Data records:
======

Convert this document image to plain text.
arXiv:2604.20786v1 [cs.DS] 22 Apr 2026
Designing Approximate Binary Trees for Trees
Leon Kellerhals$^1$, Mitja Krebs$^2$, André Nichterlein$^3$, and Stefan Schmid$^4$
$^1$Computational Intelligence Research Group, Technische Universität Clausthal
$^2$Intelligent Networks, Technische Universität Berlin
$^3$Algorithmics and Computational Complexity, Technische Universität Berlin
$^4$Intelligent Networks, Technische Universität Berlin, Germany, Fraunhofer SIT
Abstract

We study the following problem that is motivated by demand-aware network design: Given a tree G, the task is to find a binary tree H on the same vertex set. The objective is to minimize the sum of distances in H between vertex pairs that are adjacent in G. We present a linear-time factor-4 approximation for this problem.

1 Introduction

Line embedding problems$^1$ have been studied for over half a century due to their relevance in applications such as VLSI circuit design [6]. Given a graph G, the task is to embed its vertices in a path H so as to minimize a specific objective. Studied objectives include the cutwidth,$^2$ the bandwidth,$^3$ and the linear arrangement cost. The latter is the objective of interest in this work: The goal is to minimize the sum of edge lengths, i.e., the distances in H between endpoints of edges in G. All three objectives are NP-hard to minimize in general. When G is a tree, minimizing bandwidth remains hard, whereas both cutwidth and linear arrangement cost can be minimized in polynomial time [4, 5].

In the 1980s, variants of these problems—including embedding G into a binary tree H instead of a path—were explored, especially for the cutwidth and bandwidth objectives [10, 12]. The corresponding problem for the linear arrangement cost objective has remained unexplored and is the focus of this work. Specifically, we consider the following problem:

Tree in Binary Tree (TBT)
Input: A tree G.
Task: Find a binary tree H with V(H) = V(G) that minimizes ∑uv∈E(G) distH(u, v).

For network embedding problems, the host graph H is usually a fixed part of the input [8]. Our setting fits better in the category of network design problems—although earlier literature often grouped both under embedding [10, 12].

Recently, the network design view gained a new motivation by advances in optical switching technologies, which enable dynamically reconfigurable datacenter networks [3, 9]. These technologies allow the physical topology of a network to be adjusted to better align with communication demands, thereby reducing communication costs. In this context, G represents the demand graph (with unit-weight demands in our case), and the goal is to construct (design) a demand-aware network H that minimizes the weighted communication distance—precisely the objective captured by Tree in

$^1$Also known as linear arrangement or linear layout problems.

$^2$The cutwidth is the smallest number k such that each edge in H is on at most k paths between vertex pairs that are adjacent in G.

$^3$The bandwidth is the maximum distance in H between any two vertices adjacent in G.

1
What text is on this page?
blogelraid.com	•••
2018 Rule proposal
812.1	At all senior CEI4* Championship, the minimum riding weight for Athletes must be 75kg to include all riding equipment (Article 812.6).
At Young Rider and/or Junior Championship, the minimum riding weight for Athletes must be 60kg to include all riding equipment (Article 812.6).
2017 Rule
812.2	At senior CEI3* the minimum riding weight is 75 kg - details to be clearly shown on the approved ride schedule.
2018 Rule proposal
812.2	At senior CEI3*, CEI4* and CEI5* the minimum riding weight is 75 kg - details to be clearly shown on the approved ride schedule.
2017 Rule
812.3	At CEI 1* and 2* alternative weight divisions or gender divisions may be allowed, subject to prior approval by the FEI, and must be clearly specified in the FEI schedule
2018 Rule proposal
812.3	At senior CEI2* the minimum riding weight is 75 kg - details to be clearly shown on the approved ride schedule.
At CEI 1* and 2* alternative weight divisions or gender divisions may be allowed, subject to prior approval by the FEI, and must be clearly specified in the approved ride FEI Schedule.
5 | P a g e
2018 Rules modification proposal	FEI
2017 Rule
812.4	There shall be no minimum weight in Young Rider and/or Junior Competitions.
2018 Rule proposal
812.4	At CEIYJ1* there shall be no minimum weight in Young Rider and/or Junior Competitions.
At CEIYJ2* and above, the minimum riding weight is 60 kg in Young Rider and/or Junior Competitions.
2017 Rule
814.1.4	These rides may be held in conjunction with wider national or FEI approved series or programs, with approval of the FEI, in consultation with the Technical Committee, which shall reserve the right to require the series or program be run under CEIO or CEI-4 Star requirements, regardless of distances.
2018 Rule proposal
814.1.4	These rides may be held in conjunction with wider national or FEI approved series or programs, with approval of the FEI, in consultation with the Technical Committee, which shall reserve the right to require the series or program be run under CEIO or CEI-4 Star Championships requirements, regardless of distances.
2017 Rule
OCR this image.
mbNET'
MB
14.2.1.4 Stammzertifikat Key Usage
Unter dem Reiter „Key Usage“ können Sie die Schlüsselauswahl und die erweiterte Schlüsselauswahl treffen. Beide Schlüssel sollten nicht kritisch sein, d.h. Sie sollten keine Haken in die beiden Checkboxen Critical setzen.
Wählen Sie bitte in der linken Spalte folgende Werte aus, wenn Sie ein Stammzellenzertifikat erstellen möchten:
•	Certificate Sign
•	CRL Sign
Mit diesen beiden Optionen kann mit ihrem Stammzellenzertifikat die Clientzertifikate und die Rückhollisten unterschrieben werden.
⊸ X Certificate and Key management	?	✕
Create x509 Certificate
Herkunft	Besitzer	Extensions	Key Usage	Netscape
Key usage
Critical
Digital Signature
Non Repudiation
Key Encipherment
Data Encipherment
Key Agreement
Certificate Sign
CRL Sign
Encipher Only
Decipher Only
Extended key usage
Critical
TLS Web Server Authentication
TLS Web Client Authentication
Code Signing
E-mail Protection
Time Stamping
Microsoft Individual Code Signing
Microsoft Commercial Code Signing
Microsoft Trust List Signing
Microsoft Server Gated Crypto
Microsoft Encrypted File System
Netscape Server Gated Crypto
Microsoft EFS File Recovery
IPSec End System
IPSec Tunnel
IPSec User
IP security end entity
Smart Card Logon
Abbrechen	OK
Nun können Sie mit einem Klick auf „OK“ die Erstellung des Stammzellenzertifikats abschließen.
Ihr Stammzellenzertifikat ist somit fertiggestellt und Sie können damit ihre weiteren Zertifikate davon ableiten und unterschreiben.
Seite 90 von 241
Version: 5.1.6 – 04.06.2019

======

▸ SET TASK: List all lines in the material containing the string "Article".

▸ FULL OUTPUT:
812.1	At all senior CEI4* Championship, the minimum riding weight for Athletes must be 75kg to include all riding equipment (Article 812.6).
At Young Rider and/or Junior Championship, the minimum riding weight for Athletes must be 60kg to include all riding equipment (Article 812.6).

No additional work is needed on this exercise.